Copy each line of the records below that has "Rechtsanwalt" in it.

————————

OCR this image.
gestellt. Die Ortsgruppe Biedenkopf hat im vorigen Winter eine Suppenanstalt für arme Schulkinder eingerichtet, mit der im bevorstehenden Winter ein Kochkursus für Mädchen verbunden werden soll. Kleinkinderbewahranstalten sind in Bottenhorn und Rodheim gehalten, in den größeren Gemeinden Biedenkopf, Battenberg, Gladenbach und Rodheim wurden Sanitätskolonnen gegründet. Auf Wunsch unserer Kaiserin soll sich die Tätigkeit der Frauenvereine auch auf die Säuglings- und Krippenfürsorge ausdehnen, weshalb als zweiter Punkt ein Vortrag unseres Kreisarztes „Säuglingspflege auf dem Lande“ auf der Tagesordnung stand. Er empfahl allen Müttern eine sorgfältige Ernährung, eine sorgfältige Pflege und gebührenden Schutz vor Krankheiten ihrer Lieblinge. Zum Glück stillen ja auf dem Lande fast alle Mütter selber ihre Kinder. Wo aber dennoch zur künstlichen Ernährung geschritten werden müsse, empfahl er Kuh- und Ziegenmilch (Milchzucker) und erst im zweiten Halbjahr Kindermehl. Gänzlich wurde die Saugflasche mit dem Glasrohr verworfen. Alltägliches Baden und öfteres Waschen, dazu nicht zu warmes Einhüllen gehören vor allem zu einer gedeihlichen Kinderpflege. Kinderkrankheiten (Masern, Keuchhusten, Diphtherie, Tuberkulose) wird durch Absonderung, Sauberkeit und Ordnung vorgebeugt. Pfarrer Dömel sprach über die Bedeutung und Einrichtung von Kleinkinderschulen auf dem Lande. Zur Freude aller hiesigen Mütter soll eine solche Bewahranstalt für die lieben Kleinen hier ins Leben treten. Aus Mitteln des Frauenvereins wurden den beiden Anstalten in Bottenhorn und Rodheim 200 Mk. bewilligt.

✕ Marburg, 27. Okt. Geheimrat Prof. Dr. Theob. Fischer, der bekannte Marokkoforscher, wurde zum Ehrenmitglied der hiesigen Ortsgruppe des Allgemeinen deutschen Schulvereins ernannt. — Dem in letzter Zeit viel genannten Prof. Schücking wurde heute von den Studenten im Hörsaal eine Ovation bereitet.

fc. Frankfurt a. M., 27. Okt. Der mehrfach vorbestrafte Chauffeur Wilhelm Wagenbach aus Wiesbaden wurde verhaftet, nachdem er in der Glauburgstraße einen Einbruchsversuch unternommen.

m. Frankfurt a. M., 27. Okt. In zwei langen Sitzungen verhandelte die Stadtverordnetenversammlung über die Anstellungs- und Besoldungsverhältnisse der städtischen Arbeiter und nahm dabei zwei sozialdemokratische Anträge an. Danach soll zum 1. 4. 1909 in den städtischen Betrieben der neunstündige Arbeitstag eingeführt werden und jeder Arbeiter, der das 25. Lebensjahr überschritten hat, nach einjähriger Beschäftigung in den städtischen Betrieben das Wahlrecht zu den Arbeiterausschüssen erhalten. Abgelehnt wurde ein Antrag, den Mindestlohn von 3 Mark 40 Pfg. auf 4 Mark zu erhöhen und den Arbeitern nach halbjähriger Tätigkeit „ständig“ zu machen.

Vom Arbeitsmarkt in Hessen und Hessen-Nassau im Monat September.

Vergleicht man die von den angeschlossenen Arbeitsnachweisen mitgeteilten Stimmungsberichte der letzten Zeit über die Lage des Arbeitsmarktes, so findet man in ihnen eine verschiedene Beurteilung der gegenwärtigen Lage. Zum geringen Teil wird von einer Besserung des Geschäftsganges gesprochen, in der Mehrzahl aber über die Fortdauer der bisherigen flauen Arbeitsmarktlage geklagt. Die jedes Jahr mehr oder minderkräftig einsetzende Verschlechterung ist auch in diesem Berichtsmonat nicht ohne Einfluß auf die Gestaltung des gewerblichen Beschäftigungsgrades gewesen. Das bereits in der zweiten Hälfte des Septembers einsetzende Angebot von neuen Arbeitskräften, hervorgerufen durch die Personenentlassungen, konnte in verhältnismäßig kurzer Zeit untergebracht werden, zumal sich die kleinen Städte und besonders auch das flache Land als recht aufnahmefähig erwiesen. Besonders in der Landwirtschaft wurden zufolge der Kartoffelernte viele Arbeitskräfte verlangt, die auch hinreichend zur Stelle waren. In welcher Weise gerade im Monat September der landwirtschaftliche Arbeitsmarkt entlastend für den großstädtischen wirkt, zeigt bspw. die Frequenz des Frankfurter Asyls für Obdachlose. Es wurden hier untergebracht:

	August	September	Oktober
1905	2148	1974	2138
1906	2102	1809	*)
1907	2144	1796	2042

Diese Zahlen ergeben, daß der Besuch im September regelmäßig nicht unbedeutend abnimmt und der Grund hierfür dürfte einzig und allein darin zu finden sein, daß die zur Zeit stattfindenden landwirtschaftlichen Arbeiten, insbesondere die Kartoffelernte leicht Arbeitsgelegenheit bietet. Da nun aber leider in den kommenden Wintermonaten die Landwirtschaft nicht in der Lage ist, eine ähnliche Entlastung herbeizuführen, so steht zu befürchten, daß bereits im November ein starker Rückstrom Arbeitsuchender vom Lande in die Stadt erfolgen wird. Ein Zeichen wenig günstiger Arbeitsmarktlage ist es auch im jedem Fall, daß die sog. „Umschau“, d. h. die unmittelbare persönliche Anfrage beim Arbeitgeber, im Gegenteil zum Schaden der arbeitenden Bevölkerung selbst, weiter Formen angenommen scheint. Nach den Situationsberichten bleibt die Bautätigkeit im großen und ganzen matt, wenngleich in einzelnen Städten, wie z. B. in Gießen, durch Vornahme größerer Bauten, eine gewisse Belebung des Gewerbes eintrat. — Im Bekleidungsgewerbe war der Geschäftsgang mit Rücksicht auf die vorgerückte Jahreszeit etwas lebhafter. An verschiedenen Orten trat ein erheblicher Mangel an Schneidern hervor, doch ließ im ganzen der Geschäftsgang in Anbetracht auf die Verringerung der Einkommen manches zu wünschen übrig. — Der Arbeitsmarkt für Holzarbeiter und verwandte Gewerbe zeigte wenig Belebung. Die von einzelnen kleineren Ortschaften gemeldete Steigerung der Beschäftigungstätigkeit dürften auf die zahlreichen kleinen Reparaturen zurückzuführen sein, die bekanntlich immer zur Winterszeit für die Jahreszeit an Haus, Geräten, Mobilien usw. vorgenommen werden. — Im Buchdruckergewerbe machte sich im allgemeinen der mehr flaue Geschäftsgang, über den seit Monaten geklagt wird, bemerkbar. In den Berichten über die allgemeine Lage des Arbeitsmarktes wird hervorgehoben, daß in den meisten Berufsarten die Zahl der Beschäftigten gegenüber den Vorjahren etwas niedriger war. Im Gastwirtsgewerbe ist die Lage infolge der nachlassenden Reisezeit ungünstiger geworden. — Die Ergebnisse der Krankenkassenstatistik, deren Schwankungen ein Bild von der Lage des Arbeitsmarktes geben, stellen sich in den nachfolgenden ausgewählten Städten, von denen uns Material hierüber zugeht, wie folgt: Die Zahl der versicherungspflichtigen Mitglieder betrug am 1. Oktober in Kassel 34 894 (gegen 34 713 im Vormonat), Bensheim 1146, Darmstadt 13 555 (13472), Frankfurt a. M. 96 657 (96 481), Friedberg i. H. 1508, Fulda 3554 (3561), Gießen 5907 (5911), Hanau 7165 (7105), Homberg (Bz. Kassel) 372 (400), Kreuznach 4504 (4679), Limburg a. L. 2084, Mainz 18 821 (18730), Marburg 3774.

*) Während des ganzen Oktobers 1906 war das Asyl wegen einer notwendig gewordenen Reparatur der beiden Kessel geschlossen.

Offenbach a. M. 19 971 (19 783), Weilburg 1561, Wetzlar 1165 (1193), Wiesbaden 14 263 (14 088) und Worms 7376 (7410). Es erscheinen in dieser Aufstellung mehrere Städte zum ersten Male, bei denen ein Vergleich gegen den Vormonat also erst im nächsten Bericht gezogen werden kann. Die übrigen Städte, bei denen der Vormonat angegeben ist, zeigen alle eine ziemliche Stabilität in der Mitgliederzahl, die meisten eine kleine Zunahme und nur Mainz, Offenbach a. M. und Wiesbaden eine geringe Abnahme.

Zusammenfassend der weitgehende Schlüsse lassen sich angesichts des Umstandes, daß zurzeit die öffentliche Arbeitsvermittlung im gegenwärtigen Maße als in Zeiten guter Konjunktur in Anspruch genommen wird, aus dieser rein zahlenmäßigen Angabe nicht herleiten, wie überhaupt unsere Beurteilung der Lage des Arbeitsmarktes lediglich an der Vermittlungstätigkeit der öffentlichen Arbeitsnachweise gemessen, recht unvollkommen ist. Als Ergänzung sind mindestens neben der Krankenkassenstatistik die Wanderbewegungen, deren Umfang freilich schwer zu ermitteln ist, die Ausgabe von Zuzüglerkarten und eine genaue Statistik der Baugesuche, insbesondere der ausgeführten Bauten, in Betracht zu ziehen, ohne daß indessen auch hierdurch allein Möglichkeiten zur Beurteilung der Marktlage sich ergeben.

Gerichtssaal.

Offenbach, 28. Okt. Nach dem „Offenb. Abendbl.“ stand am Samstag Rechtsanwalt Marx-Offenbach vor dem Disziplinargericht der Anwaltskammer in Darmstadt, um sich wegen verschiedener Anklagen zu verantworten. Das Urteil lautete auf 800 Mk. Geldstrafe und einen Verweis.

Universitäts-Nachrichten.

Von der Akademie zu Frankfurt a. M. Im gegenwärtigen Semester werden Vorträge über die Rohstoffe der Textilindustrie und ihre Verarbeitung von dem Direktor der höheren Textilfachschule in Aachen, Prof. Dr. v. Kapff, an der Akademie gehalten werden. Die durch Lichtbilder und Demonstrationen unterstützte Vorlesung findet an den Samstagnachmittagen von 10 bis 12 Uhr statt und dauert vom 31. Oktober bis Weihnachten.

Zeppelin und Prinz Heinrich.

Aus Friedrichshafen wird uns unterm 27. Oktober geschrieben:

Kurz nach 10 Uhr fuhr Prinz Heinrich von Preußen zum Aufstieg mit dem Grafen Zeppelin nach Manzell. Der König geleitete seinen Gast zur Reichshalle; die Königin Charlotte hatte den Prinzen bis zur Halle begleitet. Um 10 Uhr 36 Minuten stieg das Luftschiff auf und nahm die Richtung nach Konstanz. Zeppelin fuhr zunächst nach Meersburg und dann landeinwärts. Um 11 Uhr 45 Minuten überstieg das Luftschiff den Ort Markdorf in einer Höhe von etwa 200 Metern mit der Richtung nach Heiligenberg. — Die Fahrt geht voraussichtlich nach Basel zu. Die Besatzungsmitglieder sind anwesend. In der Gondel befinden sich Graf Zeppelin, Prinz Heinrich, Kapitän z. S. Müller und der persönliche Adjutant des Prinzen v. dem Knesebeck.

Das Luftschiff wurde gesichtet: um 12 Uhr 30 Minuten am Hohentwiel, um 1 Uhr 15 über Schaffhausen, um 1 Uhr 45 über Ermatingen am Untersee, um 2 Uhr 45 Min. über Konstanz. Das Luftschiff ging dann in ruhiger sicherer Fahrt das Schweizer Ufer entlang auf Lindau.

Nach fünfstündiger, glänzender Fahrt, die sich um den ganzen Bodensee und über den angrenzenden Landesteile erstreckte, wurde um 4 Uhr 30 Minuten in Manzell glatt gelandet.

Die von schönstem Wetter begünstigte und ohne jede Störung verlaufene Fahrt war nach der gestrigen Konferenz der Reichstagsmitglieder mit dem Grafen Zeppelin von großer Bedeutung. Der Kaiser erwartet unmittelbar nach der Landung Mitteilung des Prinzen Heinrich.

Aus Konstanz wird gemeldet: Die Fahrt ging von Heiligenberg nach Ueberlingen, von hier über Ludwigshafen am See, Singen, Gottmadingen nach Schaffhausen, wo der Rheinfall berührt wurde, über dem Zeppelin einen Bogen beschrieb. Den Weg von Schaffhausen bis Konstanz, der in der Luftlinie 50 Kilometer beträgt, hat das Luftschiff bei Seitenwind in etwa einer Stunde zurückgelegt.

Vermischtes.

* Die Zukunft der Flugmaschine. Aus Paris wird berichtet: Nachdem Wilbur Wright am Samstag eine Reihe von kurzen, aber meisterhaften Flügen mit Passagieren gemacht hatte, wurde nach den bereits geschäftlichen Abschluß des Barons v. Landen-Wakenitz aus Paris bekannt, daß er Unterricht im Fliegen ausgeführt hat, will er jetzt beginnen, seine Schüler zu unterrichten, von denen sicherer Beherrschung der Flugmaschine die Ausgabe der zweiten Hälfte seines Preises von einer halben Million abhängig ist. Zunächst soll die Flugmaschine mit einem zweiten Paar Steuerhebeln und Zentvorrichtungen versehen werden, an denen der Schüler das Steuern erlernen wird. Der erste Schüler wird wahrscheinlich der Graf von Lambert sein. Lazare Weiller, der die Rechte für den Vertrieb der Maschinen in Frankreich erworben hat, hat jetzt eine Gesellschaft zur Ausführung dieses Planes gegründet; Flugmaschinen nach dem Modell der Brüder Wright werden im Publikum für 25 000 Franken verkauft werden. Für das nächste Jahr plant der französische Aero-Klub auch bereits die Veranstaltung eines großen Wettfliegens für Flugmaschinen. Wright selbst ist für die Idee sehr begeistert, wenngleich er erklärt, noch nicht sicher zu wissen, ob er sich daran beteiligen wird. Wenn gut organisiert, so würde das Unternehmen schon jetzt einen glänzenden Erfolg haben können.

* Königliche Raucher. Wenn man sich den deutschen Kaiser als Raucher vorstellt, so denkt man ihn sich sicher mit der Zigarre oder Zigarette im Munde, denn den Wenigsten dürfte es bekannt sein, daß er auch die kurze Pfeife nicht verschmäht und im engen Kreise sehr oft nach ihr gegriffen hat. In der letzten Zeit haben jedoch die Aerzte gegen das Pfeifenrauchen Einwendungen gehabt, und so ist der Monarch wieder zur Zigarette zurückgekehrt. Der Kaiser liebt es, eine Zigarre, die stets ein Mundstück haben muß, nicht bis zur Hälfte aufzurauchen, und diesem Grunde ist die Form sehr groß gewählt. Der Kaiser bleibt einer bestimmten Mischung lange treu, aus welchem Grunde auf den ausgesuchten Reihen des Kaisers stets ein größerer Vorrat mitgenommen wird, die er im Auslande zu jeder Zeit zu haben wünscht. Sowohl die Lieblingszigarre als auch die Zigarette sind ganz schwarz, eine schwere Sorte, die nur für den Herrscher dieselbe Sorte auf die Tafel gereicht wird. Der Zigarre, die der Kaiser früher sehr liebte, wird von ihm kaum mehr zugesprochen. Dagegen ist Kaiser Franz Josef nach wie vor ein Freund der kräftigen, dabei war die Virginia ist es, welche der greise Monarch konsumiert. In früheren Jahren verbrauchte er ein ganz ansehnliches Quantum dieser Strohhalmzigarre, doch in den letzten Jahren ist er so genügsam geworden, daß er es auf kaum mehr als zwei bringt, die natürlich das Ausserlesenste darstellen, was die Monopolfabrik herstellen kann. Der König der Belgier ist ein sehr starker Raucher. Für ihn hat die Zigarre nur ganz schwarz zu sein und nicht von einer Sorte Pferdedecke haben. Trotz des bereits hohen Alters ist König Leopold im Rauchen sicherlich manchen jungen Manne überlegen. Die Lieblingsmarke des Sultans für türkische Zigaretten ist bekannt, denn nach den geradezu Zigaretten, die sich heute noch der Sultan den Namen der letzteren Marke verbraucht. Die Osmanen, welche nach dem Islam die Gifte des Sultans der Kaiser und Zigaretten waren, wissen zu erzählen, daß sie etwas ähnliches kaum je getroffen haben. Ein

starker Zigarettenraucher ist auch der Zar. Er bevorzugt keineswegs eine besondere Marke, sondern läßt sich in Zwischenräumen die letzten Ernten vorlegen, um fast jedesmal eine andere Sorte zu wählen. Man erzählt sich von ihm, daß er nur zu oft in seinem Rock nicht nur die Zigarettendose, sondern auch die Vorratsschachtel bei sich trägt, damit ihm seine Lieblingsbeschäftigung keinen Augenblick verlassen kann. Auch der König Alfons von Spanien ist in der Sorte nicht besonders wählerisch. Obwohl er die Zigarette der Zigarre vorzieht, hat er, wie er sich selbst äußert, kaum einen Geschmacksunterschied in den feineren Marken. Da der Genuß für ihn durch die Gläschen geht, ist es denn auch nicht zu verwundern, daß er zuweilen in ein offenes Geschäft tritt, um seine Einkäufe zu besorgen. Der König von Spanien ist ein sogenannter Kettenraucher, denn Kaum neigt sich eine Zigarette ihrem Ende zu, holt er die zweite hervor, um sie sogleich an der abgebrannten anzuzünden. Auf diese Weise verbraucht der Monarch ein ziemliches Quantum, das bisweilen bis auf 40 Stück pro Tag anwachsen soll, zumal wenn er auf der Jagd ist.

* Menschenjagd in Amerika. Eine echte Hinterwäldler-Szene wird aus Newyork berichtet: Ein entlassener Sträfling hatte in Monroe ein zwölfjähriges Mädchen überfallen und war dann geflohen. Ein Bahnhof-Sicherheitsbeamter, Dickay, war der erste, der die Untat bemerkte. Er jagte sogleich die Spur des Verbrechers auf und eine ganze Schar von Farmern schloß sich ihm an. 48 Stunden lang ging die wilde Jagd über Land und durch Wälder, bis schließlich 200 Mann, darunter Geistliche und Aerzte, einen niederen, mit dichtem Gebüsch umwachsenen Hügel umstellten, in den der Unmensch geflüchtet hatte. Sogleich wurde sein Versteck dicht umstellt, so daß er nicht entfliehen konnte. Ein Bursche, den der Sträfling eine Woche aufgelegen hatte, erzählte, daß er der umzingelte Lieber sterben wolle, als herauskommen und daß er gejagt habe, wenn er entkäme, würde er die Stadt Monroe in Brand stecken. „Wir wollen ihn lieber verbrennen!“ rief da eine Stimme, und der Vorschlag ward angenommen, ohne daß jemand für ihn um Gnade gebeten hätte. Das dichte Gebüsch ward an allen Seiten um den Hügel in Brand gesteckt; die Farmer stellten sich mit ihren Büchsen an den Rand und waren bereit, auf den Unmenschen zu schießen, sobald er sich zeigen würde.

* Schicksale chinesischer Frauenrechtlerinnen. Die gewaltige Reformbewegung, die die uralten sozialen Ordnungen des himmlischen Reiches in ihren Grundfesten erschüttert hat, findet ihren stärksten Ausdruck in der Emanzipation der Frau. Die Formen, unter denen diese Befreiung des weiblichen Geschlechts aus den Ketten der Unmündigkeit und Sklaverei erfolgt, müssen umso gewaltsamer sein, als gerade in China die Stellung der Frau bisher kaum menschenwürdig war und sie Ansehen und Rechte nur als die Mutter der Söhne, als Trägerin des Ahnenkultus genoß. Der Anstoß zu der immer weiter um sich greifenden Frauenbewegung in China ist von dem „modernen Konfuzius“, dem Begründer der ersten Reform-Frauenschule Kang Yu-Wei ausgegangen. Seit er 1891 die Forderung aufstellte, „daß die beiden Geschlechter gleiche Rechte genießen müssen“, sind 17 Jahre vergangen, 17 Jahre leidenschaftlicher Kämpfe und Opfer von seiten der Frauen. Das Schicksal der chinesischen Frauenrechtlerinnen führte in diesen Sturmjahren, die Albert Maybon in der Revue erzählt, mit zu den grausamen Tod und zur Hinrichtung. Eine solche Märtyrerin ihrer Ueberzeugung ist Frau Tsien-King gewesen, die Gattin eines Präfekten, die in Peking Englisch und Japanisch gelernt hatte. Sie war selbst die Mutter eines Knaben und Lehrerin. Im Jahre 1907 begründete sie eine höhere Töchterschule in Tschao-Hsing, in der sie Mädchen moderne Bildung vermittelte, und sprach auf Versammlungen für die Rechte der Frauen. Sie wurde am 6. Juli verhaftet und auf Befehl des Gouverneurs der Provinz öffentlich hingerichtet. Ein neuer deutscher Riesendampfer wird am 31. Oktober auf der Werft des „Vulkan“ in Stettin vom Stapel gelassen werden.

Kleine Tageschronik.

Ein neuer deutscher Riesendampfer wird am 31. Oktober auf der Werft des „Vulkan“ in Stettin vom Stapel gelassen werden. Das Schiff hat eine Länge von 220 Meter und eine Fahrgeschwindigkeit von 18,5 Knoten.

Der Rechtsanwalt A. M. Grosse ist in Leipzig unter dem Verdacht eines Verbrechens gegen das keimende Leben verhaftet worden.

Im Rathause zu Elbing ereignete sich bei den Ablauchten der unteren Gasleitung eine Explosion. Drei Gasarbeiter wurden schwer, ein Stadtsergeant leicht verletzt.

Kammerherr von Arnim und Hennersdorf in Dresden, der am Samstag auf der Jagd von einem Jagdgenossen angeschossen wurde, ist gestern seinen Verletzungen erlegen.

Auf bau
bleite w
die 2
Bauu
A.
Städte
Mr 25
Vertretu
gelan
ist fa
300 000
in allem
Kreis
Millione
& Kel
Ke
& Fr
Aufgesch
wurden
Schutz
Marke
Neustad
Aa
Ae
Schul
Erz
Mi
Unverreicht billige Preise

————————

= Finished task =
Offenbach, 28. Okt. Nach dem „Offenb. Abendbl.“ stand am Samstag Rechtsanwalt Marx-Offenbach vor dem Disziplinargericht der Anwaltskammer in Darmstadt, um sich wegen verschiedener Anklagen zu verantworten. Das Urteil lautete auf 800 Mk. Geldstrafe und einen Verweis.
Der Rechtsanwalt A. M. Grosse ist in Leipzig unter dem Verdacht eines Verbrechens gegen das keimende Leben verhaftet worden.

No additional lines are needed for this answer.